What needs to be done:
Answer these questions using the study extract on serum NfL and mortality below.
(a) How many deaths occurred during follow-up in the analytic sample?
(b) What were the mean Loge transformed serum NfL values for men and for women?
(c) In the reduced model, what hazard ratio for mortality was associated with each SD of Loge NfL?

Our analytic sample consisted of 2,071 participants aged 20-85y with complete data on serum NfL. Mean age at exam in the total sample was 45.1 y, and 84 deaths occurred over a mean follow-up time of 70.6 months (SD 10.4, IQR 65–78 months). Table 1 shows that on average, Loge transformed serum NfL was 2.54 and was significantly higher among men compared to women (2.59 vs. 2.48, P = 0.001). Men were more likely to have < HS education compared to women (5.2% vs. 3.4%, P = 0.003), while women attained some college education at a greater proportion than men (36.2% vs. 30.7%). Women were more likely than men to be unmarried/unpartnered (37.7% vs. 32.3%, P = 0.008), and to live below the poverty line (PIR < 100%: 19.8% vs. 16.5%, P = 0.042). There were greater odds of being an ex-smoker (28.4% vs. 16.6%, P < 0.001) or current smoker (21.9% vs. 20.7%, P = 0.017) among men compared to women, as opposed to being a never smoker (49.7% vs. 62.7%). Similarly, men were more likely than women to be alcohol consumers over the past 12 months and drug ever users (P < 0.001). Nevertheless, physical activity measured using metabolic equivalents × minutes/week (Met.min.wk−1), was greater among men compared to women (2,652 vs. 1,496, P = 0.005). Sex differences in dietary factors, nutritional biomarkers, cardiometabolic factors and measures of general health status were also detected. Specifically, while caloric intake was greater among men, DASH total score, reflecting diet quality, was higher among women (2.26 vs. 2.02, P = 0.003). Women had higher mean BMI, total cholesterol, urinary ACR, glycated hemoglobin, serum 25(OH)D3 and B-12, as well as higher RBC folate compared with men, while the reverse was true for SBP and DBP. No sex differences were detected in self-rated health and co-morbidity measures .

Table 1 Study sample characteristics, overall and by sex: NHANES 2013–2014

Our key findings are presented in Fig. 2 and Tables 2 and 3. Figure 2 shows a set of Kaplan–Meier survival curves across two groups of Loge NfL levels (above vs. below median). Results indicated that mortality risk was greater in the above median group compared to the group below median NfL, particularly in the overall sample (P = 0.010), with trends observed within each sex group (P < 0.10). When looking at Loge NfL as a continuum as shown in Table 2, each SD was associated with a significantly increased mortality risk (HR 1.88, 95% CI 1.60–2.20, P < 0.001) in the reduced model adjusted for age, sex, race, and poverty income ratio; a finding that was attenuated with addition of lifestyle and health-related factors (which included among other HbA1c and ACR); (HR 1.67, 95% CI 1.41–1.98, P < 0.001). This attenuation was mainly observed in men (HR 1.90 (P = 0.001) in Model 1 vs. 1.70 (P = 0.004) in Model 2), while the reverse pattern was observed among women (HR 1.65 (P = 0.002) in Model 1 vs. 1.83 in Model 2 (P = 0.021)). Little evidence of heterogeneity was found by age, especially after further adjustment for lifestyle and health-related covariates.

Data section:
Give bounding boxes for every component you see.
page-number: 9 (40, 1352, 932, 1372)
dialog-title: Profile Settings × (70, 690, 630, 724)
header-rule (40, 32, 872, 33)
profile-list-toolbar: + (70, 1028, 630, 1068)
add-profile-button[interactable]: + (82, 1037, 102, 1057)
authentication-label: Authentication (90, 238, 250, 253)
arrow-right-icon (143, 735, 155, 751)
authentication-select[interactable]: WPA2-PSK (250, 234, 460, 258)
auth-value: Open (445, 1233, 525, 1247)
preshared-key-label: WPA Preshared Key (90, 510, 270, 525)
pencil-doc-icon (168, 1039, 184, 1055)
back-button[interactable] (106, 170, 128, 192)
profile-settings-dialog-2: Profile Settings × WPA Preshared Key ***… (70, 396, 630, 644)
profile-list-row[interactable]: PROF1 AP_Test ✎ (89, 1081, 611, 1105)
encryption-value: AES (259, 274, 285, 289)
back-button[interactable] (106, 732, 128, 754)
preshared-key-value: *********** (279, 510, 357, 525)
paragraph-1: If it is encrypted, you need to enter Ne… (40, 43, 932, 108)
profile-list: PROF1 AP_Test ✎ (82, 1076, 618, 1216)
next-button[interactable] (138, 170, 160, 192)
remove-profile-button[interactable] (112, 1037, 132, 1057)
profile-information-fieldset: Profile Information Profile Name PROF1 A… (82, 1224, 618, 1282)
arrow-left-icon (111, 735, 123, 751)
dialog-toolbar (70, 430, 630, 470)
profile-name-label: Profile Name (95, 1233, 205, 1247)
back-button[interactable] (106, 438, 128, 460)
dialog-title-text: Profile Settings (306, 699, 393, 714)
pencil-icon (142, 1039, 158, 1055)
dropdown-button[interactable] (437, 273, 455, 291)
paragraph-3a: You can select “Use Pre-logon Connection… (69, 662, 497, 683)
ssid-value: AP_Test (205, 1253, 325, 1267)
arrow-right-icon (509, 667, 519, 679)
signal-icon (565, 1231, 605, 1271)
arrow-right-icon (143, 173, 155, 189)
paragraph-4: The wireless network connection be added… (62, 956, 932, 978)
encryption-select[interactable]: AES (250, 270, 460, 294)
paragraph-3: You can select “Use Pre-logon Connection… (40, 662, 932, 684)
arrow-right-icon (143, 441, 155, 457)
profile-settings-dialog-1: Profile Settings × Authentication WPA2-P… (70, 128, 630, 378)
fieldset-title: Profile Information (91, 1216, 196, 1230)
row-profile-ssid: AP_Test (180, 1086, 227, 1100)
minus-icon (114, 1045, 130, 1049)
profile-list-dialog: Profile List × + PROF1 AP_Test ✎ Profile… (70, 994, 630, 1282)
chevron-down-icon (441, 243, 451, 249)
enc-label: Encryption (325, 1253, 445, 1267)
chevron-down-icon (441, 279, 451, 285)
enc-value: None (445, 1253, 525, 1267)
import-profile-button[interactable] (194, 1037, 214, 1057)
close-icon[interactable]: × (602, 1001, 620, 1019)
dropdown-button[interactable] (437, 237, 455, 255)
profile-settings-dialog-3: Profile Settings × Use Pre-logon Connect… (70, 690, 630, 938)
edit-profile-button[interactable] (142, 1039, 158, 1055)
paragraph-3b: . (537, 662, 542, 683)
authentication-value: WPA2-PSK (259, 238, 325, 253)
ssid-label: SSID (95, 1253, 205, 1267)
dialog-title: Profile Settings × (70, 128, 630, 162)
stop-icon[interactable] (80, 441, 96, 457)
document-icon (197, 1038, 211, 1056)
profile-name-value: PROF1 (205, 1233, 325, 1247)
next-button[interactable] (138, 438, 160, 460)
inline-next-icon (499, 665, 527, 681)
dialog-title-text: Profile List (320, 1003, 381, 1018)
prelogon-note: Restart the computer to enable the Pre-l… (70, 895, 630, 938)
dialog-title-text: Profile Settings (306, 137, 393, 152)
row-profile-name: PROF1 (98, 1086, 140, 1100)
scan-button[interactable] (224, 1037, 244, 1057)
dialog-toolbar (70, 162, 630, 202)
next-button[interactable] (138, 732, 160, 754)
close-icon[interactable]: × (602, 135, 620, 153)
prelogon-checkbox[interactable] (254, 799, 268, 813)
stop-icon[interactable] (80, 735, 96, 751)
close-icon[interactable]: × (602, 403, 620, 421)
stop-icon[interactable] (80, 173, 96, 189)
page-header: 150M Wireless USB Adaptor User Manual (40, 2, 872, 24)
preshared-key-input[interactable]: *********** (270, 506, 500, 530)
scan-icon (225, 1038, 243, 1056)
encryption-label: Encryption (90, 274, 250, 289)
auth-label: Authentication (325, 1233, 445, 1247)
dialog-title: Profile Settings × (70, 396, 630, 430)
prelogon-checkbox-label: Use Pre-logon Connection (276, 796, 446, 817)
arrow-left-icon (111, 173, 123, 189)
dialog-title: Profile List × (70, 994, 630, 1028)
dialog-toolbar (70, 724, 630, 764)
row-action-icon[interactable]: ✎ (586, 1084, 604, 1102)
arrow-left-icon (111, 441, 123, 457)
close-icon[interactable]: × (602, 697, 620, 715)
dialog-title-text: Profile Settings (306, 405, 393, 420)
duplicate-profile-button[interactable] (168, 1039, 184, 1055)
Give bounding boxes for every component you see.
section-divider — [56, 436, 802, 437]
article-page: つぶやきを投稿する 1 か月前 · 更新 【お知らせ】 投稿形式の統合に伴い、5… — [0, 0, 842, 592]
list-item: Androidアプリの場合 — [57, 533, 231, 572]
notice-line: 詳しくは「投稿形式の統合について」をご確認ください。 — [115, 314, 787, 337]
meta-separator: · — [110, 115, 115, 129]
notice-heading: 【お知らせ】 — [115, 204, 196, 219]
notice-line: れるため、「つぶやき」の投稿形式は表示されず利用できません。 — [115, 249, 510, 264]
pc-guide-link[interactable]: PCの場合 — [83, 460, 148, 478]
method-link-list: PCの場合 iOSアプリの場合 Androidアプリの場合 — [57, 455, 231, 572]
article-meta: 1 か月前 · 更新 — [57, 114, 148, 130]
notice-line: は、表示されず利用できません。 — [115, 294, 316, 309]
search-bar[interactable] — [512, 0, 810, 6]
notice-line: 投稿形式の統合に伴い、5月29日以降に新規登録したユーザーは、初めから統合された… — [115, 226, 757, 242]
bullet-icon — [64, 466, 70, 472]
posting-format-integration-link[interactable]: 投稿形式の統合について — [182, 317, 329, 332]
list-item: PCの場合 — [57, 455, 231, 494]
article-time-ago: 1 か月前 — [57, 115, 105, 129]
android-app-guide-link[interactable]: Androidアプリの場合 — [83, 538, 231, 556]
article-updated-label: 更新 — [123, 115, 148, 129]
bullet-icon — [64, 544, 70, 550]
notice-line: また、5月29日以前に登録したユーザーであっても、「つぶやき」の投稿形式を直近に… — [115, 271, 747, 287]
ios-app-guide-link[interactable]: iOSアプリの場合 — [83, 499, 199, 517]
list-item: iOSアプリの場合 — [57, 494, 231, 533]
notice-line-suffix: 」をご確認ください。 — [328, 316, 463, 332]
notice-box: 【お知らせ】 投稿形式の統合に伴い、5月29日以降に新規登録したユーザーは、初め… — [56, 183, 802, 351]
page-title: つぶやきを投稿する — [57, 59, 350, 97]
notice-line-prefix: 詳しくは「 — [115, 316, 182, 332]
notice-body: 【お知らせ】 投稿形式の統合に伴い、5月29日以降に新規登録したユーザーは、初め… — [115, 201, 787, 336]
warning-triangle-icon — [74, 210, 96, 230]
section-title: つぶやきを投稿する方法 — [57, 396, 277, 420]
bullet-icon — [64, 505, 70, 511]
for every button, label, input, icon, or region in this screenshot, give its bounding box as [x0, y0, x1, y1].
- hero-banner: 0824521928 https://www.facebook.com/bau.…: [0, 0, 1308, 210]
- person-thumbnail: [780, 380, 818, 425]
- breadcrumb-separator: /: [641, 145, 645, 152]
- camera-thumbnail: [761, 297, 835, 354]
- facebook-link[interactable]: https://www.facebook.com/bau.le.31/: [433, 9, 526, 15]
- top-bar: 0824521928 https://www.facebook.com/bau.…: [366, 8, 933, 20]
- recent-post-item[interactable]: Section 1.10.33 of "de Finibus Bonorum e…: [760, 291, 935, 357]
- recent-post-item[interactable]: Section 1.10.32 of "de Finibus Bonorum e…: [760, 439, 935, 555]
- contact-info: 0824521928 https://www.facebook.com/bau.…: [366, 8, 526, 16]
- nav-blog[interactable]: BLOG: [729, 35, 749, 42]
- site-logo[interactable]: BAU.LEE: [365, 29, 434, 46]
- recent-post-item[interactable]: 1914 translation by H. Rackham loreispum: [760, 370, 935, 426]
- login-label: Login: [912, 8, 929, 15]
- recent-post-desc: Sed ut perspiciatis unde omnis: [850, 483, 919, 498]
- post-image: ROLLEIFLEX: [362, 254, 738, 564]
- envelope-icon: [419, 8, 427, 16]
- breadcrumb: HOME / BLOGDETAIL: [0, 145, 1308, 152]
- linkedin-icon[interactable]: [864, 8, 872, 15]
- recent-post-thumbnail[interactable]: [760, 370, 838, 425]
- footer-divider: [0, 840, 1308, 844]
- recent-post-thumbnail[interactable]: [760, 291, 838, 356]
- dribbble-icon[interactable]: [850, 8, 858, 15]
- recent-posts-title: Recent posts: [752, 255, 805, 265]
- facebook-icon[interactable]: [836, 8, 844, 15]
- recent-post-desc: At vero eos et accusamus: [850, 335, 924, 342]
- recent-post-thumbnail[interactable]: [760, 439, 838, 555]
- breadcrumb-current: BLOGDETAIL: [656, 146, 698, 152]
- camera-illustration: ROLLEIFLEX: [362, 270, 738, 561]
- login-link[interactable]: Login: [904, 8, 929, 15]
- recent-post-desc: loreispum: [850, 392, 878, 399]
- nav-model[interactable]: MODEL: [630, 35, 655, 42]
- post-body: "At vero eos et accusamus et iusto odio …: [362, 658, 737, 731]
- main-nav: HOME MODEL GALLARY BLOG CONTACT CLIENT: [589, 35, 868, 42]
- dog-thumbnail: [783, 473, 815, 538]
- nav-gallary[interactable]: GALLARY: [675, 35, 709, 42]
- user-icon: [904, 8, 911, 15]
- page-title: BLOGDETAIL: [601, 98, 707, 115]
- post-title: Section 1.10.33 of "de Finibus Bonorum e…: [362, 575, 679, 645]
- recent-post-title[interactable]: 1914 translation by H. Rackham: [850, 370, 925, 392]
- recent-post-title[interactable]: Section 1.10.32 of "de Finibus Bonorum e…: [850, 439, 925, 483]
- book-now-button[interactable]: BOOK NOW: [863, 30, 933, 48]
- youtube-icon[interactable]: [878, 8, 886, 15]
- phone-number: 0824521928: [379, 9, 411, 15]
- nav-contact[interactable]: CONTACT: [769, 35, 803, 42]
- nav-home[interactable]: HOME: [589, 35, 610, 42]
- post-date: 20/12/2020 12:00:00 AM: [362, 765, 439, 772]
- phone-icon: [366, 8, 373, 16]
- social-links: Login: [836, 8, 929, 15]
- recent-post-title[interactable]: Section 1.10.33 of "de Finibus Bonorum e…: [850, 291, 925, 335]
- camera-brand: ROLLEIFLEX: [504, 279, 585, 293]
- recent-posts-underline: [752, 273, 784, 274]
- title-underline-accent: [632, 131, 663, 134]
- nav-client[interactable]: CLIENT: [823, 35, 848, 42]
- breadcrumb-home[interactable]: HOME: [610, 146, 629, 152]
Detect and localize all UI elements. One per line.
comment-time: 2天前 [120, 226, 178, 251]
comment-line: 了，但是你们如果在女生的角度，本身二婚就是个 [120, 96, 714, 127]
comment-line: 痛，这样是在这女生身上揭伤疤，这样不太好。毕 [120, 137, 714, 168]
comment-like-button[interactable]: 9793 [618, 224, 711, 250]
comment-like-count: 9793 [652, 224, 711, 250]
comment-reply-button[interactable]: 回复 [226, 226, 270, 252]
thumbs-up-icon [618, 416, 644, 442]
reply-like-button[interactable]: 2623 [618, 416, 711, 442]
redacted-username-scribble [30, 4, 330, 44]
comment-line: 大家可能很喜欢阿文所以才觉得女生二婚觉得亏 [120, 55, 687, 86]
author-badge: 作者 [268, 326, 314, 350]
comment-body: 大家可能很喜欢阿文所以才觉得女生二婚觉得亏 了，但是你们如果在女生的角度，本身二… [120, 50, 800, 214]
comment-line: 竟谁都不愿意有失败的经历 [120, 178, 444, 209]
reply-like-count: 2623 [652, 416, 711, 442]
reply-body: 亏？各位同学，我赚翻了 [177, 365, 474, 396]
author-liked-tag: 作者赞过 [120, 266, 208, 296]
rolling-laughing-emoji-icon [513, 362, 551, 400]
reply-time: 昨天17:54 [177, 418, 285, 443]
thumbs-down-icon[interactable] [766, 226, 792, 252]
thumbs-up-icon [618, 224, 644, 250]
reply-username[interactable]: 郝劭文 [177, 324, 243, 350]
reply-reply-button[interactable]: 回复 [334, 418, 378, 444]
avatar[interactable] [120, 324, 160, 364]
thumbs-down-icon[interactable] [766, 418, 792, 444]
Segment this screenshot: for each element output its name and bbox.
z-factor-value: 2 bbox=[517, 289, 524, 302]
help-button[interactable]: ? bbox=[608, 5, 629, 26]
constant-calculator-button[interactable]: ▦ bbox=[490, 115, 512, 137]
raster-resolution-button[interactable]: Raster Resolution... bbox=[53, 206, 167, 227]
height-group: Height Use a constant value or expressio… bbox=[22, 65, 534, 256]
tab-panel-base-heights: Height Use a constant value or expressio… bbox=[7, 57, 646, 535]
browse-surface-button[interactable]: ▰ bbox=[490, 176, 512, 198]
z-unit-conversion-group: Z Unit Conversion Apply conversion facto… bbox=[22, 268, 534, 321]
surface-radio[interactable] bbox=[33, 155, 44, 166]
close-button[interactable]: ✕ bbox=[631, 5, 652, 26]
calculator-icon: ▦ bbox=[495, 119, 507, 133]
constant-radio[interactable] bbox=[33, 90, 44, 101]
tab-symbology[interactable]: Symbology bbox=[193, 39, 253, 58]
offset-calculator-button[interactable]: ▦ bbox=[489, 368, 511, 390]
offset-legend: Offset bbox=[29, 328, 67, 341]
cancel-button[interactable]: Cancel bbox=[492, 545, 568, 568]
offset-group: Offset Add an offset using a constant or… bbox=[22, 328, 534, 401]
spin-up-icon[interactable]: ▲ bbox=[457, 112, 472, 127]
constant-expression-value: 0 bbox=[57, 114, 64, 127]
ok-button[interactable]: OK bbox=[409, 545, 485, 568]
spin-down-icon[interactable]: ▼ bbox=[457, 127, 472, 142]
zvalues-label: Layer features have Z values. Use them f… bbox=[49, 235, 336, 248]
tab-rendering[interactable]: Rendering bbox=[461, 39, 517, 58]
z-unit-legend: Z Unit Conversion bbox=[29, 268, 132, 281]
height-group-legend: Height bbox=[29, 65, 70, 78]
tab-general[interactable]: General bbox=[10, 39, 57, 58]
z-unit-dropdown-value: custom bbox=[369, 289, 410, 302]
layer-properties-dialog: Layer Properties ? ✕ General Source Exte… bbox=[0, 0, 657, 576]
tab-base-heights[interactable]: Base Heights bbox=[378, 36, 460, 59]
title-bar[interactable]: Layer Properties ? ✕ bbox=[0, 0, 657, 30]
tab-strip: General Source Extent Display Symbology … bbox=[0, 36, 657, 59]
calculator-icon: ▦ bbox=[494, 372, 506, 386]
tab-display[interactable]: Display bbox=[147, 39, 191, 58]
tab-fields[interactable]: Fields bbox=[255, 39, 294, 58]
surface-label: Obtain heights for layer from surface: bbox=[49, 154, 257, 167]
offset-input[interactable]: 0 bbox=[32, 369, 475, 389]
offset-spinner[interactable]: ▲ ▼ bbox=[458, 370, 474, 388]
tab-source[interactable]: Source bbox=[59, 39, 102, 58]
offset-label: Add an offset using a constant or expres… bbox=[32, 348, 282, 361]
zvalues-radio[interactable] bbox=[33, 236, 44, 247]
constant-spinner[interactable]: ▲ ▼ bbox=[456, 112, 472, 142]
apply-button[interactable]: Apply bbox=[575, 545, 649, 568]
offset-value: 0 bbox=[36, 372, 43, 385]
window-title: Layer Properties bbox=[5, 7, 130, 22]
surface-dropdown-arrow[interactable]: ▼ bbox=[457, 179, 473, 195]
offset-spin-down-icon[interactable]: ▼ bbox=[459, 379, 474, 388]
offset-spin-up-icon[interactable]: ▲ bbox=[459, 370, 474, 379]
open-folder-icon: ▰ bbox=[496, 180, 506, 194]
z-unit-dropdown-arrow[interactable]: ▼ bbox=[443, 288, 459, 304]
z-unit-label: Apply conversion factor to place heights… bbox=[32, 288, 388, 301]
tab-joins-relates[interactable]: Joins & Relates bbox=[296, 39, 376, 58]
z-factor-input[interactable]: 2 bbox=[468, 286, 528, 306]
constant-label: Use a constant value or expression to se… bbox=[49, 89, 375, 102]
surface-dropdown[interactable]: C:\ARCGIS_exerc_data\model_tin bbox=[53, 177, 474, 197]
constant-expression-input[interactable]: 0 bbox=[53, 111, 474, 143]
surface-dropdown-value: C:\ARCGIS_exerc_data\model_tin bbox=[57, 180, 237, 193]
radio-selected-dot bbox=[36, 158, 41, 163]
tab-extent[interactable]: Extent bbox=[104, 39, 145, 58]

Task output:
(a) 84 deaths.
(b) 2.59 for men and 2.48 for women.
(c) HR 1.88 (95% CI 1.60–2.20, P < 0.001).